▶ [DIRECTION]: Locate all lines with the word "name" and copy them out.

▶ [DATASET ROWS]:
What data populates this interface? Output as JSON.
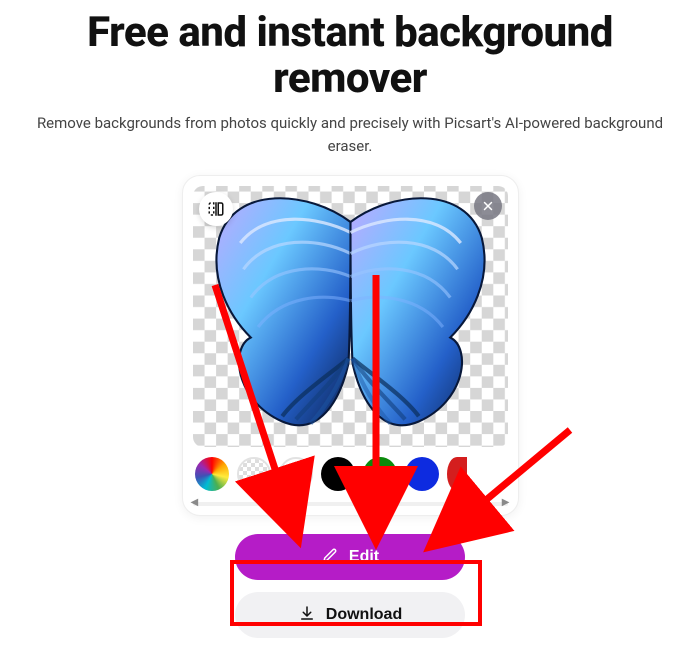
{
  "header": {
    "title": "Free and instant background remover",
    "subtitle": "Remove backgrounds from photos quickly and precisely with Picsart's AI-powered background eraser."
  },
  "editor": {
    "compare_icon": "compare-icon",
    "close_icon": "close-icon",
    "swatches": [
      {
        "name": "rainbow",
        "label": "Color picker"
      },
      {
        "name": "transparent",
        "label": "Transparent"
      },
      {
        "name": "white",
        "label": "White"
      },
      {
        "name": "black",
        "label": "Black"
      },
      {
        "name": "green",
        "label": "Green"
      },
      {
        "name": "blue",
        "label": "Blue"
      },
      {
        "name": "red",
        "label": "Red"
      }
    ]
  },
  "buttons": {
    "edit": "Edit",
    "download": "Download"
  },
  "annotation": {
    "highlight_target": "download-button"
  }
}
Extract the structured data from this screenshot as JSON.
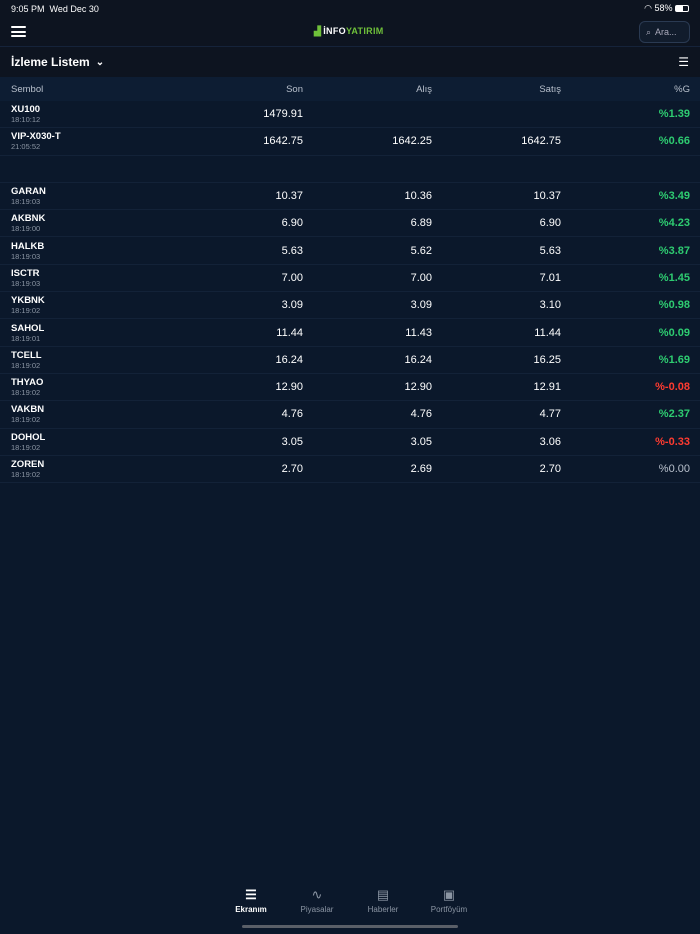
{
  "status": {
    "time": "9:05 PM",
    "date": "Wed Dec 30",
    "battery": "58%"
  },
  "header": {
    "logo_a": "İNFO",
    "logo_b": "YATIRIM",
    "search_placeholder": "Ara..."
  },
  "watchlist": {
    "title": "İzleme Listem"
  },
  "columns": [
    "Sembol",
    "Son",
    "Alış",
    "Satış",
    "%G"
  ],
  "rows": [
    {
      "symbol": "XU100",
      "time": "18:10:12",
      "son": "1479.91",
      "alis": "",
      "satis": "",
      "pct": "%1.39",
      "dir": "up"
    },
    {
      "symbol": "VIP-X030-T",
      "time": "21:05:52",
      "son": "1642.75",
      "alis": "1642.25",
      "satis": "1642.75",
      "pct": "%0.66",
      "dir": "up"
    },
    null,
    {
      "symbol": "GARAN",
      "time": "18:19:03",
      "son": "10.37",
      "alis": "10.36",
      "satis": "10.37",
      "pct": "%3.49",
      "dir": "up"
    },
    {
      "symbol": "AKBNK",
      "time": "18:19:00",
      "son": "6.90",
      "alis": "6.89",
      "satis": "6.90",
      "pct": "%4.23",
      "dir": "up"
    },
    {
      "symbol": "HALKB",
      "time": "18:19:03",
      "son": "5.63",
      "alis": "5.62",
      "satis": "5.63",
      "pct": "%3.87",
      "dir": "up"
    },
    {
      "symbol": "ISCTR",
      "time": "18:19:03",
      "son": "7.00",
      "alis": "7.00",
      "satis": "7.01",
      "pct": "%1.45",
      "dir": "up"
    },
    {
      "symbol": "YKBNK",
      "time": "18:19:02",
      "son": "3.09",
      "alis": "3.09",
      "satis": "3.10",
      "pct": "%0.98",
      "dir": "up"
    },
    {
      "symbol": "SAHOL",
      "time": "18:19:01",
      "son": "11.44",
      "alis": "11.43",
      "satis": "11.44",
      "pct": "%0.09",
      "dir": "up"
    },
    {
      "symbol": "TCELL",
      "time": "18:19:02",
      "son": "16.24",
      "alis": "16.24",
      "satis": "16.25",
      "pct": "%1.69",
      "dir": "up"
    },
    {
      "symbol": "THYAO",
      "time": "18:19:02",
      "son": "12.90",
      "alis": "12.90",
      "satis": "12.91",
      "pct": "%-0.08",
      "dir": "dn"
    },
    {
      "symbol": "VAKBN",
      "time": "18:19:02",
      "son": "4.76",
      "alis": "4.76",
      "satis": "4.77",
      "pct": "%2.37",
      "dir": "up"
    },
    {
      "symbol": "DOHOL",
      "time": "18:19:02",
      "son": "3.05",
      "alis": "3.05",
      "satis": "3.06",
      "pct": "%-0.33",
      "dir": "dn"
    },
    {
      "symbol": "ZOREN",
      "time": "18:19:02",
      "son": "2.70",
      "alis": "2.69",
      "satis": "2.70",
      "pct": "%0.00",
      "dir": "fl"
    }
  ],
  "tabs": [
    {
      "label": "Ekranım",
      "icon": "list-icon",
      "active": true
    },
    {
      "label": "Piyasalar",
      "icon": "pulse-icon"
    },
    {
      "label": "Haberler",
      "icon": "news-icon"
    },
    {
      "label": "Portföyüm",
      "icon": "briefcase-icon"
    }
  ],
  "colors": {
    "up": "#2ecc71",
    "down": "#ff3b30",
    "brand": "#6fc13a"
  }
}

▶ [THE RESULT]:
        "name": "rainbow",
        "name": "transparent",
        "name": "white",
        "name": "black",
        "name": "green",
        "name": "blue",
        "name": "red",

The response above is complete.